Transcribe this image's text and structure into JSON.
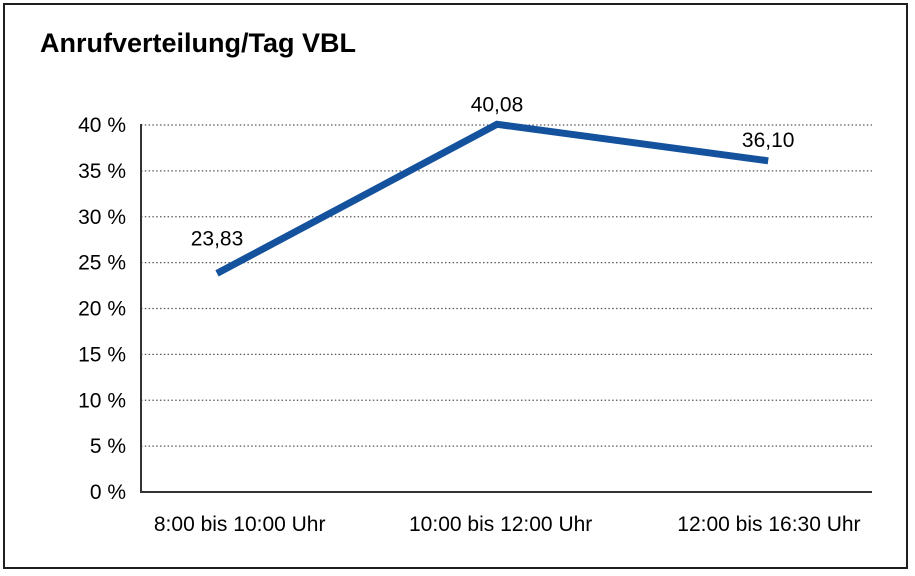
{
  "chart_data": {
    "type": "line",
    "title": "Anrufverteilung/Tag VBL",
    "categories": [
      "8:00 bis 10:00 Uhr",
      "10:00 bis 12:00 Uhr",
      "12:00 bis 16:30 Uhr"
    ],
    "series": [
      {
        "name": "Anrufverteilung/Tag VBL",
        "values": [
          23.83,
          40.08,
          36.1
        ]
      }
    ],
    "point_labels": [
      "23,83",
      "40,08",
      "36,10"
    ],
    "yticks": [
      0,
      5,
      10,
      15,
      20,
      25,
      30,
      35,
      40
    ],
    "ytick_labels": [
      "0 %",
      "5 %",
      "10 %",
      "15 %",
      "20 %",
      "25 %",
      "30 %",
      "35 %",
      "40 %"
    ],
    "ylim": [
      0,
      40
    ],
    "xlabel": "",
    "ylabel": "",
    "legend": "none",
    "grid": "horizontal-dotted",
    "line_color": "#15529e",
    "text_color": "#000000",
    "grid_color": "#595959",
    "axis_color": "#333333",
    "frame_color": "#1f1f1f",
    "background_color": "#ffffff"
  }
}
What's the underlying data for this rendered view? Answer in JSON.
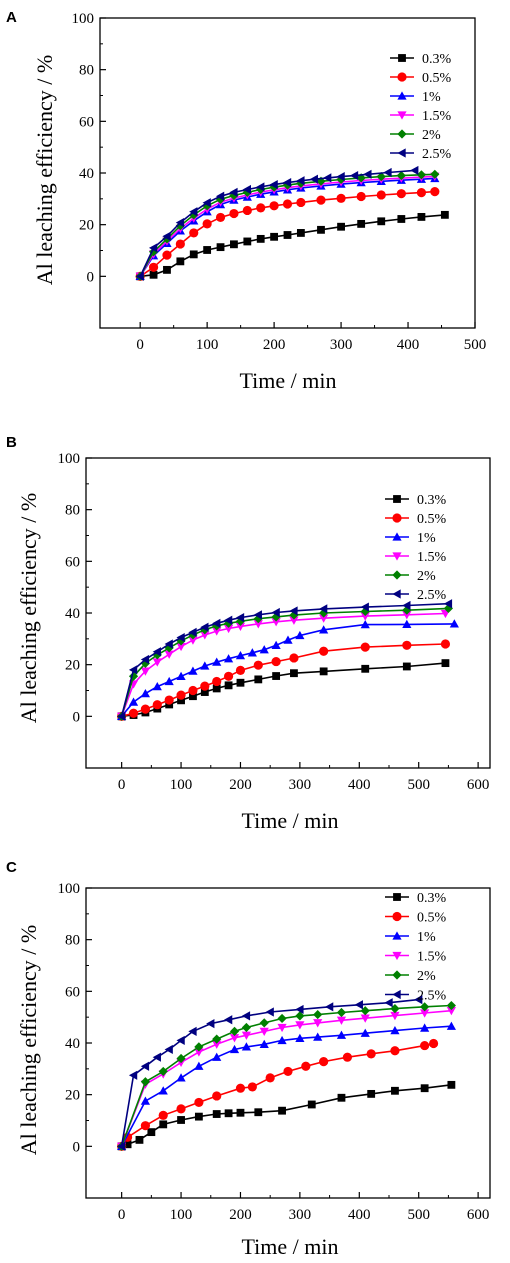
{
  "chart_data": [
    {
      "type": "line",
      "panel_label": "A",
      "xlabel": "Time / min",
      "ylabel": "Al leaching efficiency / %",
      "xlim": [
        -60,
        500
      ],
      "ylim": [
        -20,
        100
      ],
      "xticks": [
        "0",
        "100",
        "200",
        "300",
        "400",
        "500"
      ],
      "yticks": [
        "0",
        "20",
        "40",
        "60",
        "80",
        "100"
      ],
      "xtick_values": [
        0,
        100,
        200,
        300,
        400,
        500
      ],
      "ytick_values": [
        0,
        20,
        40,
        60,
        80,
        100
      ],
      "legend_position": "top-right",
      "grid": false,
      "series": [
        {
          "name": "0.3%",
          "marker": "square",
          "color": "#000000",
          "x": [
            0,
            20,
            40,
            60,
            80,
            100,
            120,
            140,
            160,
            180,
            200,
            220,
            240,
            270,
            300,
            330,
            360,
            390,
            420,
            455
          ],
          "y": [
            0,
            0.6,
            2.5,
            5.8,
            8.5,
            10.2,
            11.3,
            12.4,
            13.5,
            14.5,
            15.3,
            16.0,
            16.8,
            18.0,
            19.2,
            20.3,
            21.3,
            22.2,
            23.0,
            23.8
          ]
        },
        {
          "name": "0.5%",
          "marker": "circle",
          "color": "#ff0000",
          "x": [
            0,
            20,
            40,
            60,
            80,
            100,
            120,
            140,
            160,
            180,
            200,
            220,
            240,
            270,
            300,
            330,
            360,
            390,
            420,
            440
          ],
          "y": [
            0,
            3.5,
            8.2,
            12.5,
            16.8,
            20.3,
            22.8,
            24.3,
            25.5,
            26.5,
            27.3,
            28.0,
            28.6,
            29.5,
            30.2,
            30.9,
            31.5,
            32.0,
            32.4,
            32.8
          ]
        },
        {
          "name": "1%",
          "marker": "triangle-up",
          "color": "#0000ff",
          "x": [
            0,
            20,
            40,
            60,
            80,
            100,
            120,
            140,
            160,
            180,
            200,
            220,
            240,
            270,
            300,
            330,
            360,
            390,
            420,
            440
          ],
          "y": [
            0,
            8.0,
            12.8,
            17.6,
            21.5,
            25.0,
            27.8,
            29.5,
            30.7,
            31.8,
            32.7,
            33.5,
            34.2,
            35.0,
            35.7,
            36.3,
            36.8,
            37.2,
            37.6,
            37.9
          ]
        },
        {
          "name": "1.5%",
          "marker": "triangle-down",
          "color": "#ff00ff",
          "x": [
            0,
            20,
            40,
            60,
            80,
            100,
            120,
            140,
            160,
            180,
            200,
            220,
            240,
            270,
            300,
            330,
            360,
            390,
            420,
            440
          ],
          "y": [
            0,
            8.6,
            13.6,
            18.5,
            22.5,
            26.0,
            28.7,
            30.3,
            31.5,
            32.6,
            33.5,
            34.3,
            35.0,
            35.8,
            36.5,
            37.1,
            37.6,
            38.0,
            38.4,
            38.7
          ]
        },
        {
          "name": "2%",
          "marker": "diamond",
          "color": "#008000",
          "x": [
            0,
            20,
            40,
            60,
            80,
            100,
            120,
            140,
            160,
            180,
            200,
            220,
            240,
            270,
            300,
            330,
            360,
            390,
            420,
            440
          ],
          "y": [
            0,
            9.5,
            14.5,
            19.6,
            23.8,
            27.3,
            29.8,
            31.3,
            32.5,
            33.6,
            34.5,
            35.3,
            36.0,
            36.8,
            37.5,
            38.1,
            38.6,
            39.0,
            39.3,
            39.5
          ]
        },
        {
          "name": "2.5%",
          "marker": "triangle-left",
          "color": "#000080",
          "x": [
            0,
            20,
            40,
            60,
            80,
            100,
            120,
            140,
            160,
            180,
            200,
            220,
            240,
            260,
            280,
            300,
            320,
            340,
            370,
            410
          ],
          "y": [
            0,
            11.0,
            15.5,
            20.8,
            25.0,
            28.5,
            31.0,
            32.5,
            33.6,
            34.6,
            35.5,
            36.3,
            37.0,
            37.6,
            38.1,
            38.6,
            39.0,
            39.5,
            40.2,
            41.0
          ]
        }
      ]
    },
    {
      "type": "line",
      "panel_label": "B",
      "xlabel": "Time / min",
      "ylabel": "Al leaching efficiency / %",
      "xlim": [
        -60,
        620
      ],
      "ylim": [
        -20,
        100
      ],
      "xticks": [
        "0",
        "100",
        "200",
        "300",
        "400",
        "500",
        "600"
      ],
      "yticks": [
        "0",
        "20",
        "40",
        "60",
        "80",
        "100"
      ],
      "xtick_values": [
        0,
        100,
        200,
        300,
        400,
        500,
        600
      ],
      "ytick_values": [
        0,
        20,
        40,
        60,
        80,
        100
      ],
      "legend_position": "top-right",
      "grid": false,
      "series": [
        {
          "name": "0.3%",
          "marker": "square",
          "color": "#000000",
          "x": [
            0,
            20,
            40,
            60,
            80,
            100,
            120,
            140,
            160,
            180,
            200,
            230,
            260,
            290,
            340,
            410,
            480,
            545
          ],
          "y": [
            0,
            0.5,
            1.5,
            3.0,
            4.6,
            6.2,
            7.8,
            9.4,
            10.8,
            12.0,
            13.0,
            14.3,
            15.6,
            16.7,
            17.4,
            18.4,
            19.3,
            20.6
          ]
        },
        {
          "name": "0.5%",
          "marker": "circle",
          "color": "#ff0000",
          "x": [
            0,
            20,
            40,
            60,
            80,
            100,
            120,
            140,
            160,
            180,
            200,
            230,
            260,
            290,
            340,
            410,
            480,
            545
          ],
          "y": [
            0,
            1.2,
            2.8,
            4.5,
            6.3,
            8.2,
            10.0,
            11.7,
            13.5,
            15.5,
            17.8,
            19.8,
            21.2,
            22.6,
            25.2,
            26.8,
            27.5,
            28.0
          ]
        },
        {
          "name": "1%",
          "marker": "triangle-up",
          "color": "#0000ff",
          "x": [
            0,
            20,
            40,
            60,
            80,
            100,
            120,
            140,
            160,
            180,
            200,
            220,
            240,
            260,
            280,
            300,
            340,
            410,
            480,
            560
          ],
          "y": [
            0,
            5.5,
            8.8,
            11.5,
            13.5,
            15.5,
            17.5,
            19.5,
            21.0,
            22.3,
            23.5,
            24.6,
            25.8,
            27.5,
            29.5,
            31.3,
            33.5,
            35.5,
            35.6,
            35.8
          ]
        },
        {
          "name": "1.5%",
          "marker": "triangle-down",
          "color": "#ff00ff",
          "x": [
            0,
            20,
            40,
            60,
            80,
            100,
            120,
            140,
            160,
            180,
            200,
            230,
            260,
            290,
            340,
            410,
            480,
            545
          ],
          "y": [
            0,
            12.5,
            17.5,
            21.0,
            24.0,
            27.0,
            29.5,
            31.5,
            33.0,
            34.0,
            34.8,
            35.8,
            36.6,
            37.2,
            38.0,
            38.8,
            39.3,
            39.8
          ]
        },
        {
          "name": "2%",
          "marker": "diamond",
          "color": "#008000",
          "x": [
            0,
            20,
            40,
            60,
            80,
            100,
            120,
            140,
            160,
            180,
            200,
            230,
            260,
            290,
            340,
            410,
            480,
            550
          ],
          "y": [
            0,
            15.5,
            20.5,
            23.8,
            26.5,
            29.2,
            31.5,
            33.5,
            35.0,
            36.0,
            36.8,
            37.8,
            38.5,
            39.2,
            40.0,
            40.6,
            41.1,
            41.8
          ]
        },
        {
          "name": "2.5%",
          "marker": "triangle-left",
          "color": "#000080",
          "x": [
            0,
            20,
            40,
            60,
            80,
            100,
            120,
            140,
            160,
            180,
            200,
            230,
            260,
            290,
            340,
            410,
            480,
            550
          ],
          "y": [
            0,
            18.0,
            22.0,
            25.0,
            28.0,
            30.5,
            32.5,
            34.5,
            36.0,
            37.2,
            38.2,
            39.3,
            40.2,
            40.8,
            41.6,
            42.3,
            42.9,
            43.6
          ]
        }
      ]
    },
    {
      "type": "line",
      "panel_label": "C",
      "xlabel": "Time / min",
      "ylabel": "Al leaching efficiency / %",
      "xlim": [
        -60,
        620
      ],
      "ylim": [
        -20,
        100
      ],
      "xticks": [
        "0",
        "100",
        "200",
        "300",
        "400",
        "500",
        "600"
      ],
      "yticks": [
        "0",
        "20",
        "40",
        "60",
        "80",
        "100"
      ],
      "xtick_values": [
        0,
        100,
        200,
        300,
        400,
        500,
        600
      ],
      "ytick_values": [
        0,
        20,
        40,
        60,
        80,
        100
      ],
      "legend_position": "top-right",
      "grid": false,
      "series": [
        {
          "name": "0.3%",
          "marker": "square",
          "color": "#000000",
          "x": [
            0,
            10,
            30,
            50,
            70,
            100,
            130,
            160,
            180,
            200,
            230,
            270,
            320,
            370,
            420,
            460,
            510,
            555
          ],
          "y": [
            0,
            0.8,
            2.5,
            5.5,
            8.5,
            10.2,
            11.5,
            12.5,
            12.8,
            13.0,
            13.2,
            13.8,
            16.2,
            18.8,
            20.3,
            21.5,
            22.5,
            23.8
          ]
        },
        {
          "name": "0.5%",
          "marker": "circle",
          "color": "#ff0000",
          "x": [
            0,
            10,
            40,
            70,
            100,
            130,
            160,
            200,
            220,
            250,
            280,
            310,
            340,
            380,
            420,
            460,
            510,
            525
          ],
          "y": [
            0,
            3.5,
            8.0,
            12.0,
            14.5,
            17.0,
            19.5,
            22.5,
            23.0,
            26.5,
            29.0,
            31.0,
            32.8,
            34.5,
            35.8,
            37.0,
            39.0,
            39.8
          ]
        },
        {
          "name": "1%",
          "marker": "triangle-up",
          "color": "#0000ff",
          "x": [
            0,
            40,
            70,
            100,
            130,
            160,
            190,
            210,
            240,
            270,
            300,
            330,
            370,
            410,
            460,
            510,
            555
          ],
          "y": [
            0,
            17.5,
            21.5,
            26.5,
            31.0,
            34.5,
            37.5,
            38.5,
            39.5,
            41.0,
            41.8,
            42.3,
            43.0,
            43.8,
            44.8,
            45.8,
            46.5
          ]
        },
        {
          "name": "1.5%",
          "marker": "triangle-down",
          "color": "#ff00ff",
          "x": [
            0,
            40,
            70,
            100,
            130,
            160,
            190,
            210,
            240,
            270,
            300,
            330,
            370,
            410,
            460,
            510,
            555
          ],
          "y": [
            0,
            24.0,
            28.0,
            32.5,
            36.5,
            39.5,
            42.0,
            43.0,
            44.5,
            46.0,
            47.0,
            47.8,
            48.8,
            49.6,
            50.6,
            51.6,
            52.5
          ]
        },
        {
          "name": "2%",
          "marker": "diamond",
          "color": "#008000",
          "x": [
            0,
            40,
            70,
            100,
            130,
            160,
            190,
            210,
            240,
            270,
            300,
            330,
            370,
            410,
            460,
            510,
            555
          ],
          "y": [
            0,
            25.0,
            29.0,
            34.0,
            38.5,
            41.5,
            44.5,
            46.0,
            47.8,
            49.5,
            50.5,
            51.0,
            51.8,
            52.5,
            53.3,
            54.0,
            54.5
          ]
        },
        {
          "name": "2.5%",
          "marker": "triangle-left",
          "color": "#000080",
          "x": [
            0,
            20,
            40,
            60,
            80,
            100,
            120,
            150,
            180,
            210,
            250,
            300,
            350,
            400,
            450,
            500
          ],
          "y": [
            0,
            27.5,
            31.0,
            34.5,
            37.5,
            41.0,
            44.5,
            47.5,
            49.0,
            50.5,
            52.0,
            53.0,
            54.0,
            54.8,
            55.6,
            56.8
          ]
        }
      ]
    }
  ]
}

+ + + + +

What this task involves:
In the entries above, count each line with "Anrufverteilung"; reply with the total only.

Worked answer:
2